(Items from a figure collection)

--- START ---

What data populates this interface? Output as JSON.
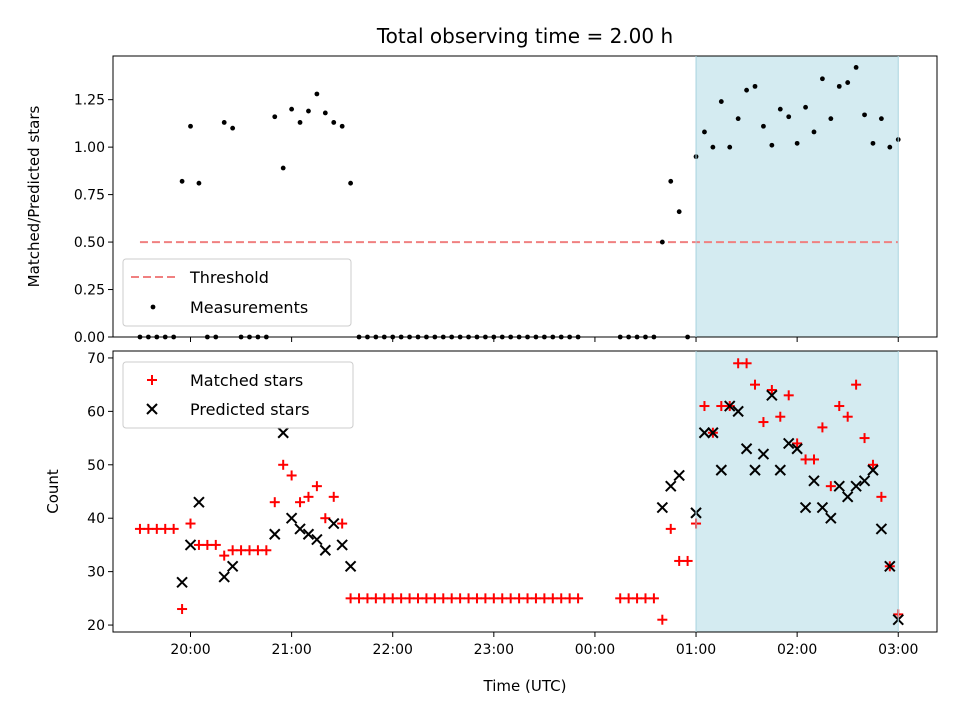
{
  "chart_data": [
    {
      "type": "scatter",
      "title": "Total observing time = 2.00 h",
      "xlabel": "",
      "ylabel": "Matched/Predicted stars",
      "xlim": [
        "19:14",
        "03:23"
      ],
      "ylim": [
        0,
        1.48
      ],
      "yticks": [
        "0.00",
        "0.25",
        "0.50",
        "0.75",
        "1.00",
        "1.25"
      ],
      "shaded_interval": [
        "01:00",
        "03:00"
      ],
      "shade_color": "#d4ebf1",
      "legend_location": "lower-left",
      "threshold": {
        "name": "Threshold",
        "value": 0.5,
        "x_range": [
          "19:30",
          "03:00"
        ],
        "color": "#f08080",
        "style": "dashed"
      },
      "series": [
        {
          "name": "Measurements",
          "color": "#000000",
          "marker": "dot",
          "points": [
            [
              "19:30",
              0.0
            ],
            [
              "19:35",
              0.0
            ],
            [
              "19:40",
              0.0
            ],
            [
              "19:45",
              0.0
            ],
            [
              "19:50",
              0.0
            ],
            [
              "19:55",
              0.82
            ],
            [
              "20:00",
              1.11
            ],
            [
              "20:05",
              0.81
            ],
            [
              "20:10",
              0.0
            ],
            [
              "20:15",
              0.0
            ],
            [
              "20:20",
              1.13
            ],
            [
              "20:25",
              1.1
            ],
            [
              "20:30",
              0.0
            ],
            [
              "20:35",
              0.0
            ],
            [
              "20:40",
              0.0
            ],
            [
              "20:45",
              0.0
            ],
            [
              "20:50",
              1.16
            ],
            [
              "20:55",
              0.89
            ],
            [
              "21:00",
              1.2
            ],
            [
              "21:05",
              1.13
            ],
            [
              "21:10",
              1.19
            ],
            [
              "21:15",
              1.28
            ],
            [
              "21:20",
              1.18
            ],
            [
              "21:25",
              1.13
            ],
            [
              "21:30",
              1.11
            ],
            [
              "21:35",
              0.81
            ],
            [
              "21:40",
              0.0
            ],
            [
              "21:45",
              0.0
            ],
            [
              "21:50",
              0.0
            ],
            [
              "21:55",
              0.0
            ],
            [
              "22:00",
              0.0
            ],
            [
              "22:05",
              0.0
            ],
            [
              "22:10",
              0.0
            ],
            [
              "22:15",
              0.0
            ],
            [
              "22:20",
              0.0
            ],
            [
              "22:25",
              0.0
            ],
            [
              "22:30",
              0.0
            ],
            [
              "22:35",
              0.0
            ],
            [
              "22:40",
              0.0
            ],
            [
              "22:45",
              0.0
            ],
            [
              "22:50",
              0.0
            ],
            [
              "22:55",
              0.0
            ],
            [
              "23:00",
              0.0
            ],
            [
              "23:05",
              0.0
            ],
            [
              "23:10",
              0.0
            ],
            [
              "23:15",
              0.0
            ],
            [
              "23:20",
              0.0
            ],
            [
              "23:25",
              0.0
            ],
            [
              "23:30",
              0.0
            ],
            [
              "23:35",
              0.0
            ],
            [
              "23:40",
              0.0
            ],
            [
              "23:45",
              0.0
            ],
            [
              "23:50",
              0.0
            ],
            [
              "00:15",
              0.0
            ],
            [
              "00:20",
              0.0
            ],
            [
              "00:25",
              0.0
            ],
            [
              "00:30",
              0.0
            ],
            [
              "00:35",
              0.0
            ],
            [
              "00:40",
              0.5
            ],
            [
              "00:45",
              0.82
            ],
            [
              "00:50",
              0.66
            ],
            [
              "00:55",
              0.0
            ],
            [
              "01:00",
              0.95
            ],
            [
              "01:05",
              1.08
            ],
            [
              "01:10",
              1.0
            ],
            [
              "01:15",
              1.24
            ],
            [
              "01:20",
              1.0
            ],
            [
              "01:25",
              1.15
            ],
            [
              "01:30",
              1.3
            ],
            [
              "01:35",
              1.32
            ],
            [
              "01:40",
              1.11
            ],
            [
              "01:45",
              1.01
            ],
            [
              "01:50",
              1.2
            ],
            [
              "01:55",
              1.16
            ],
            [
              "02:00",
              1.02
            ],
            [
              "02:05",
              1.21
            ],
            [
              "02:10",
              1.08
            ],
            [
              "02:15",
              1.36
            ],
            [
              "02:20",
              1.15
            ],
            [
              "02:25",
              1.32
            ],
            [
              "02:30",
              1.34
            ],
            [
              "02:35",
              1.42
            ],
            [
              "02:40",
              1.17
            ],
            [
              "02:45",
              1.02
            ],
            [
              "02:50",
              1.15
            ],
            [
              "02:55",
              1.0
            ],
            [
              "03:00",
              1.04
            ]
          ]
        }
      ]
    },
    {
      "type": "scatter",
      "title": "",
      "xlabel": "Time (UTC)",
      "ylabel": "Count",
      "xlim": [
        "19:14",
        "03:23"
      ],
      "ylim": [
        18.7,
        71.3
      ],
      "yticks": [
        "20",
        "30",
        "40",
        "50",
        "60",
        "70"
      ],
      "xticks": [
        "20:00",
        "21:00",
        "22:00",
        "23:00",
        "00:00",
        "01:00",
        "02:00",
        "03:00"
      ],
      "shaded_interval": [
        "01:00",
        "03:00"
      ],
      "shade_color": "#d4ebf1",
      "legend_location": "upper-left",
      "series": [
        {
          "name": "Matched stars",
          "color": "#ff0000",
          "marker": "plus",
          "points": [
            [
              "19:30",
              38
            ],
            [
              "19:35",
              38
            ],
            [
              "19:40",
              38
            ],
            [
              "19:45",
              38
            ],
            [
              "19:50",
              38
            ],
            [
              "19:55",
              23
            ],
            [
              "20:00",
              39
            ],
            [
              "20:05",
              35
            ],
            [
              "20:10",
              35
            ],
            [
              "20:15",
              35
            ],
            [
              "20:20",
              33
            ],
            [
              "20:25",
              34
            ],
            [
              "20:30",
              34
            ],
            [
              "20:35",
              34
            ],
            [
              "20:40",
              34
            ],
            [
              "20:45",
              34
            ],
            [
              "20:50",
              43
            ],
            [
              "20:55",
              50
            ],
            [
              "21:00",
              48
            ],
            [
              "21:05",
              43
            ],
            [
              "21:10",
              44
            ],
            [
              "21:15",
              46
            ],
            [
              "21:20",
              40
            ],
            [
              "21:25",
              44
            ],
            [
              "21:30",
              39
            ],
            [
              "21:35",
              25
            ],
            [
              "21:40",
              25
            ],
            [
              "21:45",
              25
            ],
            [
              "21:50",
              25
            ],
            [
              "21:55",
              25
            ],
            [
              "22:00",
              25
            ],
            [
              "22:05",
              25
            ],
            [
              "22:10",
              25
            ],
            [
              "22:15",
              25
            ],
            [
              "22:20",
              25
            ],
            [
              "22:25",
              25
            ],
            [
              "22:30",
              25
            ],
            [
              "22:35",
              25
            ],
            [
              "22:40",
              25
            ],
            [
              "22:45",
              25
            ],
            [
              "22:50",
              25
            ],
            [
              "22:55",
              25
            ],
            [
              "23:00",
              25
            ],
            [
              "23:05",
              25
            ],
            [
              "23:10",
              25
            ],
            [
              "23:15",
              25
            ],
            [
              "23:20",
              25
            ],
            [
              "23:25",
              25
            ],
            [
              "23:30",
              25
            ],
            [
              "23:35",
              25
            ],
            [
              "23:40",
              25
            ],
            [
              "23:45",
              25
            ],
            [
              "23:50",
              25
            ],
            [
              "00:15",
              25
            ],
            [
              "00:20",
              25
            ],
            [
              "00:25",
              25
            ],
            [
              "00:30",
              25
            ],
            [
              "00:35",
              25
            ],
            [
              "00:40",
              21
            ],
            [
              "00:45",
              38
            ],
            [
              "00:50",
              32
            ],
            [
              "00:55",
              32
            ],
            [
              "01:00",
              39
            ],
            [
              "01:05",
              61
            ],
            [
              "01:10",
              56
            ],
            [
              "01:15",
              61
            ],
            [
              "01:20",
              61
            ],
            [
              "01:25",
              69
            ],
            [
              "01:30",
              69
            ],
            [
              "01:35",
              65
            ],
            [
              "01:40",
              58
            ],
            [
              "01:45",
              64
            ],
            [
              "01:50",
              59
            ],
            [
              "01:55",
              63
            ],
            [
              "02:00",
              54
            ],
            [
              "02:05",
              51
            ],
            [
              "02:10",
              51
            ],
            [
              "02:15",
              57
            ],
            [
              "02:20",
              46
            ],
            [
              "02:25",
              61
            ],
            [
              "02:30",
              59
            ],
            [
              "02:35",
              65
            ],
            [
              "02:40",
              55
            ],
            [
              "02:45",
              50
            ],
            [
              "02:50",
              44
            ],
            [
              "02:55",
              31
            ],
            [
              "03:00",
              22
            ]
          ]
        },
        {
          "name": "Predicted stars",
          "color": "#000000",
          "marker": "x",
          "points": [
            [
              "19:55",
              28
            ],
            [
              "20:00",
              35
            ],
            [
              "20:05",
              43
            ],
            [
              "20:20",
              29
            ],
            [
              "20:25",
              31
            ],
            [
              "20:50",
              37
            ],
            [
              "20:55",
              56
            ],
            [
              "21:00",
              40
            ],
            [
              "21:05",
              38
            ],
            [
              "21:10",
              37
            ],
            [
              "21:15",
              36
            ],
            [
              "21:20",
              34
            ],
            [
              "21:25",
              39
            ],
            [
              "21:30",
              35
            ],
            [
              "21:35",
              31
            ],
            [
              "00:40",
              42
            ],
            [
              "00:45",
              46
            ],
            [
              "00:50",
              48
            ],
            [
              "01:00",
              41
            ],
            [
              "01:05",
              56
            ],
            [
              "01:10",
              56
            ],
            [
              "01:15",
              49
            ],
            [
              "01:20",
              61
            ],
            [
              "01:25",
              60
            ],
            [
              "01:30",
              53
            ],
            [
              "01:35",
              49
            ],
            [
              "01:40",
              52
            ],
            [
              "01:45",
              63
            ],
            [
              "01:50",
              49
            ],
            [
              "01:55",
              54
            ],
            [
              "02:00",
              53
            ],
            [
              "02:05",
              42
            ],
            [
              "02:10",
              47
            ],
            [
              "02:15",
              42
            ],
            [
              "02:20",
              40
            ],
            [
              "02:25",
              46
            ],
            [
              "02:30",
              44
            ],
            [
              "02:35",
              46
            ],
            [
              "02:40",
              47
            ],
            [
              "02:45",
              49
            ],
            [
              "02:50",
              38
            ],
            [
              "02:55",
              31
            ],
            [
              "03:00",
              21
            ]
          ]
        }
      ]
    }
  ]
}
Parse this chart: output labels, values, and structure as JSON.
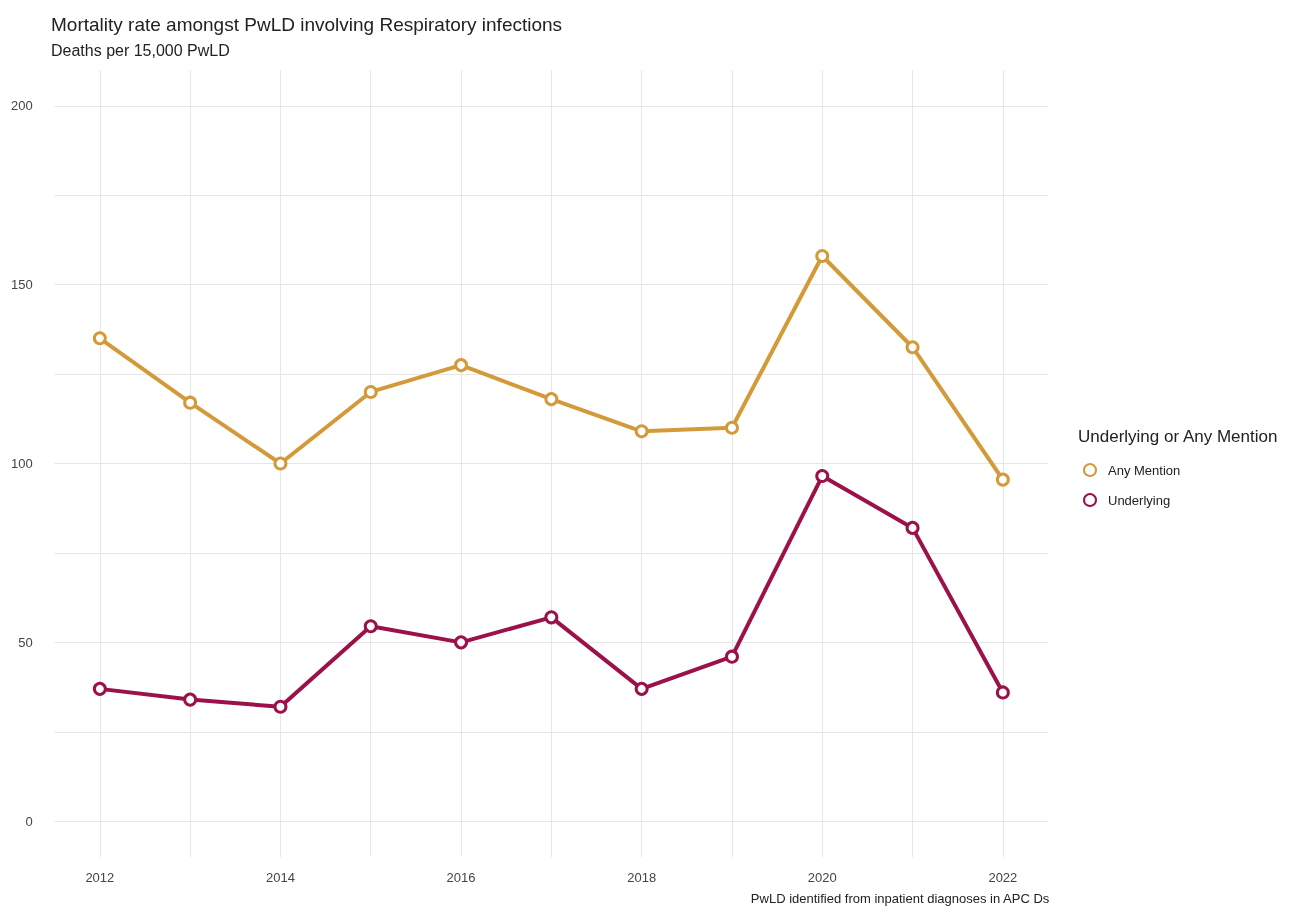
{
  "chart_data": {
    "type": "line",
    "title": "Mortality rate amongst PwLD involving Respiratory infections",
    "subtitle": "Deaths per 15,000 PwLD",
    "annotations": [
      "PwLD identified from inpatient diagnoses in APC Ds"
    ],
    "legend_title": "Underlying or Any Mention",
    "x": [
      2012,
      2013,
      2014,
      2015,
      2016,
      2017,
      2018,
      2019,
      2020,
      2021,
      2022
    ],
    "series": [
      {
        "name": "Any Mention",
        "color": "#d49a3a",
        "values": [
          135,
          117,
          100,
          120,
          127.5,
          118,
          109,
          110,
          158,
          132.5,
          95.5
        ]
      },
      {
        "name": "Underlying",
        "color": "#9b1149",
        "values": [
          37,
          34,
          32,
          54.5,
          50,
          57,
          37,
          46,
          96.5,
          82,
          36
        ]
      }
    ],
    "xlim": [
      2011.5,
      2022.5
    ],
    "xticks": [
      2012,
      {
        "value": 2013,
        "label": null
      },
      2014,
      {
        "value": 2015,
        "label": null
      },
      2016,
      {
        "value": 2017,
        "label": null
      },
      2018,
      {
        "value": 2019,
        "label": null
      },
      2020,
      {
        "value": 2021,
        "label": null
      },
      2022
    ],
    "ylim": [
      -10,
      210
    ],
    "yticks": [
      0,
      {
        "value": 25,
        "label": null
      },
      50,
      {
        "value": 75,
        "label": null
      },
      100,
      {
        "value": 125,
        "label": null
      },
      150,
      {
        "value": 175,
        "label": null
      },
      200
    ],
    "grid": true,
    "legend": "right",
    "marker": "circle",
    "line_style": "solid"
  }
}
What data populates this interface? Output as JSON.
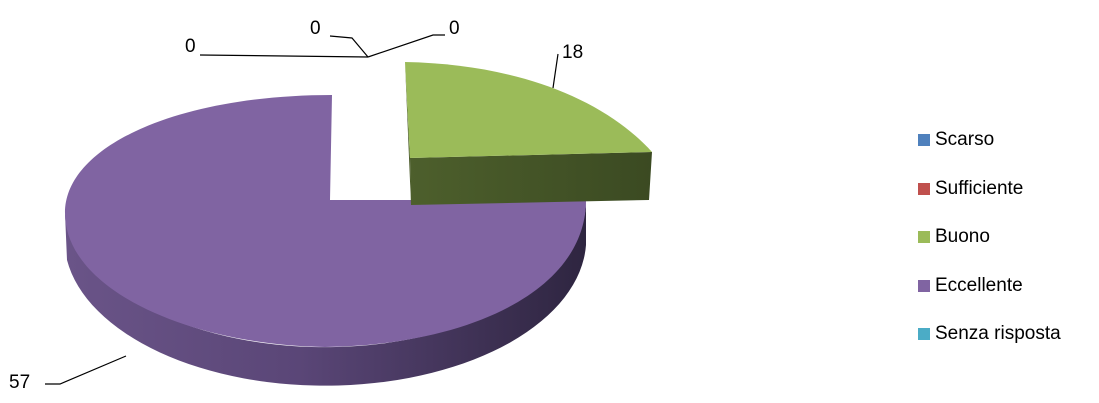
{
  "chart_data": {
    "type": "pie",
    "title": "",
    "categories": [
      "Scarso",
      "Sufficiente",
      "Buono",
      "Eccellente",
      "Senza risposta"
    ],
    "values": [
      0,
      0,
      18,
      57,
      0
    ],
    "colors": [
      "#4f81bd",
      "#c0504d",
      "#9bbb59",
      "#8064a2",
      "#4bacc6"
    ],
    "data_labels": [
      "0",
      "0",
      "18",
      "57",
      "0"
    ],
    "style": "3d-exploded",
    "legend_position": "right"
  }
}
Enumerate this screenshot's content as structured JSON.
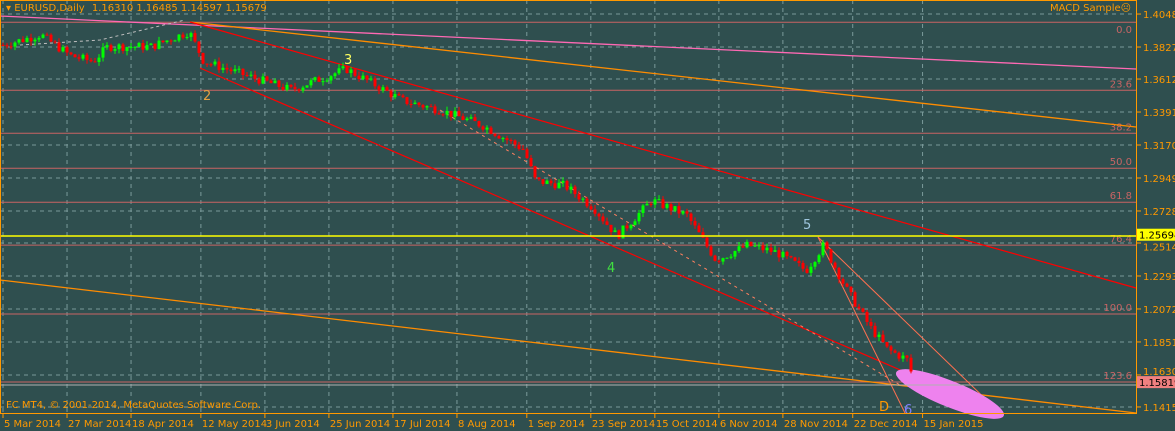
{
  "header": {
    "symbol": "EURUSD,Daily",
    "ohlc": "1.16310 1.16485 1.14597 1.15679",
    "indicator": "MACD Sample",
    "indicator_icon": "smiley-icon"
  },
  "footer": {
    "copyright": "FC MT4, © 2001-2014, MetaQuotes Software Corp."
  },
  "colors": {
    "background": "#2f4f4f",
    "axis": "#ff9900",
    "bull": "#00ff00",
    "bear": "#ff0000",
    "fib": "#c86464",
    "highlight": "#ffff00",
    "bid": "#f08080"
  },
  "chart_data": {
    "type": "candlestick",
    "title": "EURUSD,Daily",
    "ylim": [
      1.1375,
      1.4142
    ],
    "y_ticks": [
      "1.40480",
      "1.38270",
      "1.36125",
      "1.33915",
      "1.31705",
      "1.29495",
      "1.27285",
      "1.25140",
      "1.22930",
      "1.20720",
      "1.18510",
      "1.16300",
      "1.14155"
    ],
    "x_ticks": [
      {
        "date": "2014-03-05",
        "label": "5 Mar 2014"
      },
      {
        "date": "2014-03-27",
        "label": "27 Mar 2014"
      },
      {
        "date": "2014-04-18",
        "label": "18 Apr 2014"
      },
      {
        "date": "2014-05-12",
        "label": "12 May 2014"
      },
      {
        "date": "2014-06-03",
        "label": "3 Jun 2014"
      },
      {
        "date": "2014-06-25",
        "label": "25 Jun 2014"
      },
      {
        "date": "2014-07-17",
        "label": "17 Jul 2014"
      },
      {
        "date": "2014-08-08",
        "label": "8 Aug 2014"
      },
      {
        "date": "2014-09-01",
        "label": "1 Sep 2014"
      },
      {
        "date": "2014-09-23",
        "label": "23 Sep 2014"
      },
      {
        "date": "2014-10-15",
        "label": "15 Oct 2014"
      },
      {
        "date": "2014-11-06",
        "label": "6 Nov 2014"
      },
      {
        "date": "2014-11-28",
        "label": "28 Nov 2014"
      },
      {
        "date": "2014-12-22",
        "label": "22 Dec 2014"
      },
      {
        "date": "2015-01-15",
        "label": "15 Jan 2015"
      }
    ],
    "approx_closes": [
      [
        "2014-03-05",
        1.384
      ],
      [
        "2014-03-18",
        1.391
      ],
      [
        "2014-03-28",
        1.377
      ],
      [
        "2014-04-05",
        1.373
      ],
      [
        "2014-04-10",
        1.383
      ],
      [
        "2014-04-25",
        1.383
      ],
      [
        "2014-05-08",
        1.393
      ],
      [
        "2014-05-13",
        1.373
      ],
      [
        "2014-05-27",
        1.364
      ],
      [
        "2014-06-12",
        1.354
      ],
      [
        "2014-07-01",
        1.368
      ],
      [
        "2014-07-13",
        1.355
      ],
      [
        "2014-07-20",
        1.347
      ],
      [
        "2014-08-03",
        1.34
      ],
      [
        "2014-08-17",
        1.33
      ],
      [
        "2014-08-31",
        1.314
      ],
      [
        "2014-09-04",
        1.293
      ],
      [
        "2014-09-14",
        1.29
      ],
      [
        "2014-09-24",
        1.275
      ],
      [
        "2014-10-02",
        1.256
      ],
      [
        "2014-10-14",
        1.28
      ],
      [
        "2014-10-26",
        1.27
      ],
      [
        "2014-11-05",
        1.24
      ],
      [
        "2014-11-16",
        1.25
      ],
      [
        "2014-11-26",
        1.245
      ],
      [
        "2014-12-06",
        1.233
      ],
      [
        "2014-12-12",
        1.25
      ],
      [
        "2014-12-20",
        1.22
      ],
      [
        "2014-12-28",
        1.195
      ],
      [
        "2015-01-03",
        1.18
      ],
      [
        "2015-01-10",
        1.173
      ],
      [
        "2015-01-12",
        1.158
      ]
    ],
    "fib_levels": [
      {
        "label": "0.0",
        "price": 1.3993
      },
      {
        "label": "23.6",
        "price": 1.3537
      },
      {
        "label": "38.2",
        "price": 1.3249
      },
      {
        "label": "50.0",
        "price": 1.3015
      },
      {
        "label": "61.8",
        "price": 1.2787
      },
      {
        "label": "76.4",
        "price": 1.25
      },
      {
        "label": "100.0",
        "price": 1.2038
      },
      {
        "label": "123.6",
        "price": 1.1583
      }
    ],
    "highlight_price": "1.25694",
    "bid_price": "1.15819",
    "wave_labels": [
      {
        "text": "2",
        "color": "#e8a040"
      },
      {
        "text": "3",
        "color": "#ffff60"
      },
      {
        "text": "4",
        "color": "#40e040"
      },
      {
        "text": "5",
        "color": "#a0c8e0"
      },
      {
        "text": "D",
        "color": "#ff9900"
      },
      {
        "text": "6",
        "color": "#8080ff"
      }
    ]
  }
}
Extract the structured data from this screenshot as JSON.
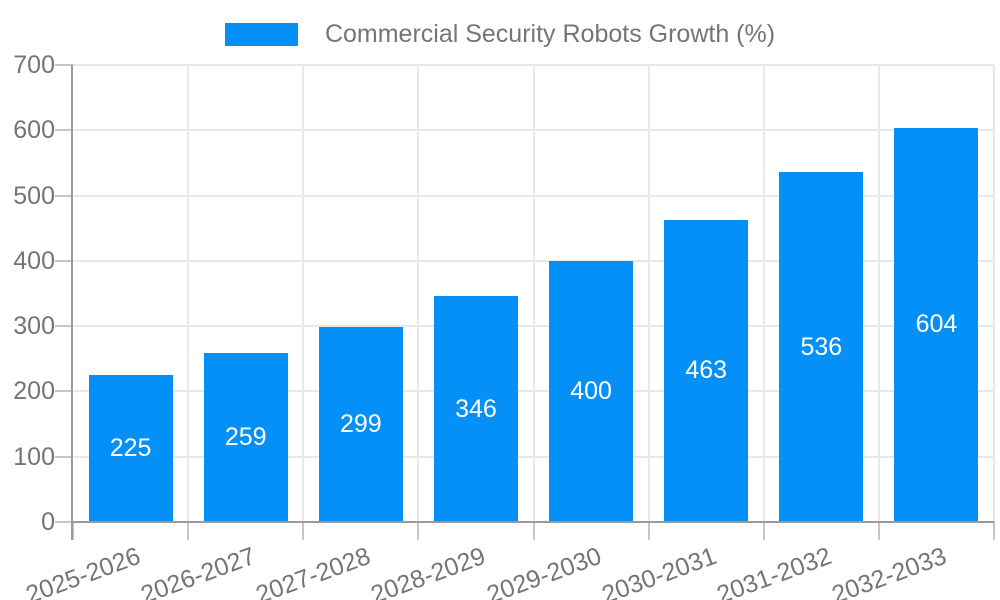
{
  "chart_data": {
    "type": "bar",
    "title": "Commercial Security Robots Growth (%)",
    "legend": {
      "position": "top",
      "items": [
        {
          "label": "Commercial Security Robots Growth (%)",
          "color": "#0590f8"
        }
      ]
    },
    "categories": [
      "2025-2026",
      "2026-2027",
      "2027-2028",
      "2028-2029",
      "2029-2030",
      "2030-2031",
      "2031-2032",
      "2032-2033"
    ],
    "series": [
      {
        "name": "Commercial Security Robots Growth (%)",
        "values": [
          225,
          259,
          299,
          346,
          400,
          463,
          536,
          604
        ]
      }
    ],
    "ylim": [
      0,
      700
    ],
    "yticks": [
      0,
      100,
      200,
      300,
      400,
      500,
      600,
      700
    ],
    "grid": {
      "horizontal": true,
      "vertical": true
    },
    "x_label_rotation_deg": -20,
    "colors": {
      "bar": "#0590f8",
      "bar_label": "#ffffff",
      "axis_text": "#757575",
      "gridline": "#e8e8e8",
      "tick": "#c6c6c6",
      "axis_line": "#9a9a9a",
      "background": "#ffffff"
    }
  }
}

--- END ---

*The task:* Gather every line from the listing above in which "screenshot" appears, and copy those lines.

*Solution for this task:*
Enumerate this screenshot's content as structured JSON.
Extract the structured data from this screenshot as JSON.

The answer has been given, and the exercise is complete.